Output each entry verbatim and exclude every picture from it.

▬▬▬▬▬▬

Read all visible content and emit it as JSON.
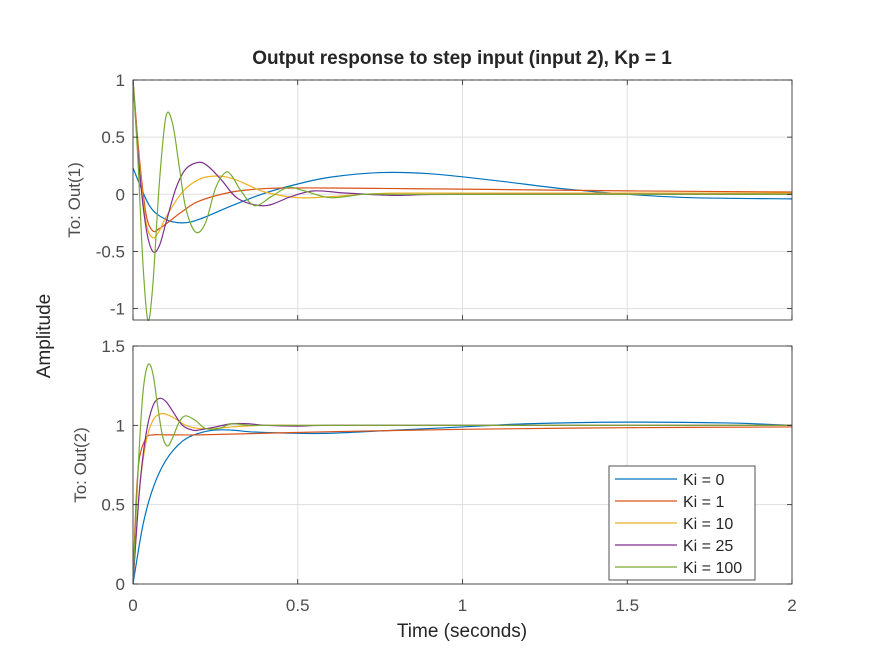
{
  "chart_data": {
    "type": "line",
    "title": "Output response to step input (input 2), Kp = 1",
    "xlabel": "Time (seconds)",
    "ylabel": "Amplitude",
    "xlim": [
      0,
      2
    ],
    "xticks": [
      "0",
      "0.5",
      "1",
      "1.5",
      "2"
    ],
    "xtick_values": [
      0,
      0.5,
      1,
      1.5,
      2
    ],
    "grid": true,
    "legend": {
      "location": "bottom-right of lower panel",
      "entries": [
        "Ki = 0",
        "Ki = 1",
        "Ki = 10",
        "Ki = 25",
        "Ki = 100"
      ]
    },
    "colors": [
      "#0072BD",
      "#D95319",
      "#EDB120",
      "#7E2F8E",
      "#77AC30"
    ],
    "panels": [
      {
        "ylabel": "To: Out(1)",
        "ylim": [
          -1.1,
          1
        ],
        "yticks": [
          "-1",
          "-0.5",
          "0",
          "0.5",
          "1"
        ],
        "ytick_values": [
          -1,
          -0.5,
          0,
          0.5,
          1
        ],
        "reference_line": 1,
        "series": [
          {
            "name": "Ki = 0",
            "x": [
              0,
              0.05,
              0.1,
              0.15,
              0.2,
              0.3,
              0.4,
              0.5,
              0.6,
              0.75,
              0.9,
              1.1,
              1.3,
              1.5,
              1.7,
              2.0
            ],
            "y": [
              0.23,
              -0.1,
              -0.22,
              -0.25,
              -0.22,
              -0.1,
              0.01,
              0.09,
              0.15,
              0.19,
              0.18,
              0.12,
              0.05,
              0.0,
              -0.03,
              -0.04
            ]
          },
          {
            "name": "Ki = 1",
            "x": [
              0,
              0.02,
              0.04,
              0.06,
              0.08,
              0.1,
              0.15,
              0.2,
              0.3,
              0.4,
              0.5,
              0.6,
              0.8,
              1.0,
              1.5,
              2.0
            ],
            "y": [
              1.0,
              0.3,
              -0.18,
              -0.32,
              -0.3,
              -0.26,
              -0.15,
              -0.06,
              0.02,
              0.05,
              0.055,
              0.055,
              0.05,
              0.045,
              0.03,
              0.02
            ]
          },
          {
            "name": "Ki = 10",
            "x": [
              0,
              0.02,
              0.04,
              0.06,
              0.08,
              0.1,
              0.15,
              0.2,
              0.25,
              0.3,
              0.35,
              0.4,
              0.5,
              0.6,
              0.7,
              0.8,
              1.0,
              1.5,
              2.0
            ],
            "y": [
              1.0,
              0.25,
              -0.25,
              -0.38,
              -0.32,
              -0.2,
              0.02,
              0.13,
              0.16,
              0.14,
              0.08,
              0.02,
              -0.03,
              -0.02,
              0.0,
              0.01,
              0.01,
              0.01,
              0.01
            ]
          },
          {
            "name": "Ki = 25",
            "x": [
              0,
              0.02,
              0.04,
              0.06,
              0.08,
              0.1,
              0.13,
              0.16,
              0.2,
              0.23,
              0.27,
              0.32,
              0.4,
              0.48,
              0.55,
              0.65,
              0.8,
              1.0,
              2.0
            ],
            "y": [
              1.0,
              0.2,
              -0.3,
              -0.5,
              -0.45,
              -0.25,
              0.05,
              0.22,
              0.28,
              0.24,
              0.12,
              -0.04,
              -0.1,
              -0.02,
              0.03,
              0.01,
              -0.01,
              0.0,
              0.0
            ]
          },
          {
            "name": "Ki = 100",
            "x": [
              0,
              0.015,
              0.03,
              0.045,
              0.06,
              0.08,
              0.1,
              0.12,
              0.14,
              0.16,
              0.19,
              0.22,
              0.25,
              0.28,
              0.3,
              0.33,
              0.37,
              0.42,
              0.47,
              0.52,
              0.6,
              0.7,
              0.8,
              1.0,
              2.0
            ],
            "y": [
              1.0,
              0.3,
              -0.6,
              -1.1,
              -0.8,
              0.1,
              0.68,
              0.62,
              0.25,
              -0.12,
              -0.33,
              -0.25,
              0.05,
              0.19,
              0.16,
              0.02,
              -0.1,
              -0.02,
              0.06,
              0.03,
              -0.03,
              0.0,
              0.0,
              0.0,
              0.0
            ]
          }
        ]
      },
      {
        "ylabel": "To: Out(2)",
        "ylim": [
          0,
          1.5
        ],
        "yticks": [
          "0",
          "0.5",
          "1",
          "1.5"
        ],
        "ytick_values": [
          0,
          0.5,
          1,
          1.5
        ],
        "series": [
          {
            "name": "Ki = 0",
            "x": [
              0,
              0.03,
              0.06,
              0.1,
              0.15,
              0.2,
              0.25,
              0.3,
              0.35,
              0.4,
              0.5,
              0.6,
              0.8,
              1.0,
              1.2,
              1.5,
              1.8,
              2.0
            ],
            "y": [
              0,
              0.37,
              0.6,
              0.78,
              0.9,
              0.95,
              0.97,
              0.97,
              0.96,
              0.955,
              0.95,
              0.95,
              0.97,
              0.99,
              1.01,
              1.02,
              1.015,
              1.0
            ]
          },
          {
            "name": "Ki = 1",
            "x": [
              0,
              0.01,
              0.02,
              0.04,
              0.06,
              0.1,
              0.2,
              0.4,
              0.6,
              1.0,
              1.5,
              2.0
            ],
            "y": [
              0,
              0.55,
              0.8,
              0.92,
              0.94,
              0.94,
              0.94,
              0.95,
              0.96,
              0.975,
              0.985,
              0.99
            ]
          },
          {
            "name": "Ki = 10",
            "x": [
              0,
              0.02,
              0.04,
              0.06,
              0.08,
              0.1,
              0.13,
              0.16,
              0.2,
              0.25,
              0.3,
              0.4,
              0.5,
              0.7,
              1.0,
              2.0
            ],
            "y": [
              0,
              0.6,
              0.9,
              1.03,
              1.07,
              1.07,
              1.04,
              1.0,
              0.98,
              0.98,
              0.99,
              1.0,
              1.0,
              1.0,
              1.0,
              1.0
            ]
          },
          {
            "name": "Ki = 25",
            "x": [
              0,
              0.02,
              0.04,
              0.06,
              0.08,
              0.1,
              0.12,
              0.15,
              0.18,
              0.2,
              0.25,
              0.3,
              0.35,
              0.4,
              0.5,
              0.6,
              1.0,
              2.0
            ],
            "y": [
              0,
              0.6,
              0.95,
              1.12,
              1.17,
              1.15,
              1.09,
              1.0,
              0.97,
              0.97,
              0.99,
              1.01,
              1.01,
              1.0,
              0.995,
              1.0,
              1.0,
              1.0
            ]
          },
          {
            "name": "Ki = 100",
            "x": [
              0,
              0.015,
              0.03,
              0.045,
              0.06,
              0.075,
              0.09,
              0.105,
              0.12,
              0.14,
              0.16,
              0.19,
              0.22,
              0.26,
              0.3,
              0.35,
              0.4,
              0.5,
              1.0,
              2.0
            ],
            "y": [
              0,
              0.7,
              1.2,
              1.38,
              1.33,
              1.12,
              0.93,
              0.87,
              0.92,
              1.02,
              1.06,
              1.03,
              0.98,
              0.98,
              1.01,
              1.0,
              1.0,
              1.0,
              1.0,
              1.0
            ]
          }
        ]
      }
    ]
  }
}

▬▬▬▬▬▬

### Task answer
Read all visible content and emit it as JSON.
{
  "chart_data": {
    "type": "line",
    "title": "Output response to step input (input 2), Kp = 1",
    "xlabel": "Time (seconds)",
    "ylabel": "Amplitude",
    "xlim": [
      0,
      2
    ],
    "xticks": [
      "0",
      "0.5",
      "1",
      "1.5",
      "2"
    ],
    "xtick_values": [
      0,
      0.5,
      1,
      1.5,
      2
    ],
    "grid": true,
    "legend": {
      "location": "bottom-right of lower panel",
      "entries": [
        "Ki = 0",
        "Ki = 1",
        "Ki = 10",
        "Ki = 25",
        "Ki = 100"
      ]
    },
    "colors": [
      "#0072BD",
      "#D95319",
      "#EDB120",
      "#7E2F8E",
      "#77AC30"
    ],
    "panels": [
      {
        "ylabel": "To: Out(1)",
        "ylim": [
          -1.1,
          1
        ],
        "yticks": [
          "-1",
          "-0.5",
          "0",
          "0.5",
          "1"
        ],
        "ytick_values": [
          -1,
          -0.5,
          0,
          0.5,
          1
        ],
        "reference_line": 1,
        "series": [
          {
            "name": "Ki = 0",
            "x": [
              0,
              0.05,
              0.1,
              0.15,
              0.2,
              0.3,
              0.4,
              0.5,
              0.6,
              0.75,
              0.9,
              1.1,
              1.3,
              1.5,
              1.7,
              2.0
            ],
            "y": [
              0.23,
              -0.1,
              -0.22,
              -0.25,
              -0.22,
              -0.1,
              0.01,
              0.09,
              0.15,
              0.19,
              0.18,
              0.12,
              0.05,
              0.0,
              -0.03,
              -0.04
            ]
          },
          {
            "name": "Ki = 1",
            "x": [
              0,
              0.02,
              0.04,
              0.06,
              0.08,
              0.1,
              0.15,
              0.2,
              0.3,
              0.4,
              0.5,
              0.6,
              0.8,
              1.0,
              1.5,
              2.0
            ],
            "y": [
              1.0,
              0.3,
              -0.18,
              -0.32,
              -0.3,
              -0.26,
              -0.15,
              -0.06,
              0.02,
              0.05,
              0.055,
              0.055,
              0.05,
              0.045,
              0.03,
              0.02
            ]
          },
          {
            "name": "Ki = 10",
            "x": [
              0,
              0.02,
              0.04,
              0.06,
              0.08,
              0.1,
              0.15,
              0.2,
              0.25,
              0.3,
              0.35,
              0.4,
              0.5,
              0.6,
              0.7,
              0.8,
              1.0,
              1.5,
              2.0
            ],
            "y": [
              1.0,
              0.25,
              -0.25,
              -0.38,
              -0.32,
              -0.2,
              0.02,
              0.13,
              0.16,
              0.14,
              0.08,
              0.02,
              -0.03,
              -0.02,
              0.0,
              0.01,
              0.01,
              0.01,
              0.01
            ]
          },
          {
            "name": "Ki = 25",
            "x": [
              0,
              0.02,
              0.04,
              0.06,
              0.08,
              0.1,
              0.13,
              0.16,
              0.2,
              0.23,
              0.27,
              0.32,
              0.4,
              0.48,
              0.55,
              0.65,
              0.8,
              1.0,
              2.0
            ],
            "y": [
              1.0,
              0.2,
              -0.3,
              -0.5,
              -0.45,
              -0.25,
              0.05,
              0.22,
              0.28,
              0.24,
              0.12,
              -0.04,
              -0.1,
              -0.02,
              0.03,
              0.01,
              -0.01,
              0.0,
              0.0
            ]
          },
          {
            "name": "Ki = 100",
            "x": [
              0,
              0.015,
              0.03,
              0.045,
              0.06,
              0.08,
              0.1,
              0.12,
              0.14,
              0.16,
              0.19,
              0.22,
              0.25,
              0.28,
              0.3,
              0.33,
              0.37,
              0.42,
              0.47,
              0.52,
              0.6,
              0.7,
              0.8,
              1.0,
              2.0
            ],
            "y": [
              1.0,
              0.3,
              -0.6,
              -1.1,
              -0.8,
              0.1,
              0.68,
              0.62,
              0.25,
              -0.12,
              -0.33,
              -0.25,
              0.05,
              0.19,
              0.16,
              0.02,
              -0.1,
              -0.02,
              0.06,
              0.03,
              -0.03,
              0.0,
              0.0,
              0.0,
              0.0
            ]
          }
        ]
      },
      {
        "ylabel": "To: Out(2)",
        "ylim": [
          0,
          1.5
        ],
        "yticks": [
          "0",
          "0.5",
          "1",
          "1.5"
        ],
        "ytick_values": [
          0,
          0.5,
          1,
          1.5
        ],
        "series": [
          {
            "name": "Ki = 0",
            "x": [
              0,
              0.03,
              0.06,
              0.1,
              0.15,
              0.2,
              0.25,
              0.3,
              0.35,
              0.4,
              0.5,
              0.6,
              0.8,
              1.0,
              1.2,
              1.5,
              1.8,
              2.0
            ],
            "y": [
              0,
              0.37,
              0.6,
              0.78,
              0.9,
              0.95,
              0.97,
              0.97,
              0.96,
              0.955,
              0.95,
              0.95,
              0.97,
              0.99,
              1.01,
              1.02,
              1.015,
              1.0
            ]
          },
          {
            "name": "Ki = 1",
            "x": [
              0,
              0.01,
              0.02,
              0.04,
              0.06,
              0.1,
              0.2,
              0.4,
              0.6,
              1.0,
              1.5,
              2.0
            ],
            "y": [
              0,
              0.55,
              0.8,
              0.92,
              0.94,
              0.94,
              0.94,
              0.95,
              0.96,
              0.975,
              0.985,
              0.99
            ]
          },
          {
            "name": "Ki = 10",
            "x": [
              0,
              0.02,
              0.04,
              0.06,
              0.08,
              0.1,
              0.13,
              0.16,
              0.2,
              0.25,
              0.3,
              0.4,
              0.5,
              0.7,
              1.0,
              2.0
            ],
            "y": [
              0,
              0.6,
              0.9,
              1.03,
              1.07,
              1.07,
              1.04,
              1.0,
              0.98,
              0.98,
              0.99,
              1.0,
              1.0,
              1.0,
              1.0,
              1.0
            ]
          },
          {
            "name": "Ki = 25",
            "x": [
              0,
              0.02,
              0.04,
              0.06,
              0.08,
              0.1,
              0.12,
              0.15,
              0.18,
              0.2,
              0.25,
              0.3,
              0.35,
              0.4,
              0.5,
              0.6,
              1.0,
              2.0
            ],
            "y": [
              0,
              0.6,
              0.95,
              1.12,
              1.17,
              1.15,
              1.09,
              1.0,
              0.97,
              0.97,
              0.99,
              1.01,
              1.01,
              1.0,
              0.995,
              1.0,
              1.0,
              1.0
            ]
          },
          {
            "name": "Ki = 100",
            "x": [
              0,
              0.015,
              0.03,
              0.045,
              0.06,
              0.075,
              0.09,
              0.105,
              0.12,
              0.14,
              0.16,
              0.19,
              0.22,
              0.26,
              0.3,
              0.35,
              0.4,
              0.5,
              1.0,
              2.0
            ],
            "y": [
              0,
              0.7,
              1.2,
              1.38,
              1.33,
              1.12,
              0.93,
              0.87,
              0.92,
              1.02,
              1.06,
              1.03,
              0.98,
              0.98,
              1.01,
              1.0,
              1.0,
              1.0,
              1.0,
              1.0
            ]
          }
        ]
      }
    ]
  }
}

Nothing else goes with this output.